Stored records

*****

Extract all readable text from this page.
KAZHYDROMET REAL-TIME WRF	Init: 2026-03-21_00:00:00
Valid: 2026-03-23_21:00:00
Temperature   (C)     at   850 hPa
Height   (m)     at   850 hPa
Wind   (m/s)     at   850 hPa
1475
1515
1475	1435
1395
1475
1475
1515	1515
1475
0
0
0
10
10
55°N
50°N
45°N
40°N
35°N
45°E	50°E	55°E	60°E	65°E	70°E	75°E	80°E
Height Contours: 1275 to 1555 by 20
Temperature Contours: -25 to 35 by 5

*****

What is required: Reproduce each line verbatim.

Final result:
Extract all readable text from this page.
KAZHYDROMET REAL-TIME WRF	Init: 2026-03-21_00:00:00
Valid: 2026-03-23_21:00:00
Temperature   (C)     at   850 hPa
Height   (m)     at   850 hPa
Wind   (m/s)     at   850 hPa
1475
1515
1475	1435
1395
1475
1475
1515	1515
1475
0
0
0
10
10
55°N
50°N
45°N
40°N
35°N
45°E	50°E	55°E	60°E	65°E	70°E	75°E	80°E
Height Contours: 1275 to 1555 by 20
Temperature Contours: -25 to 35 by 5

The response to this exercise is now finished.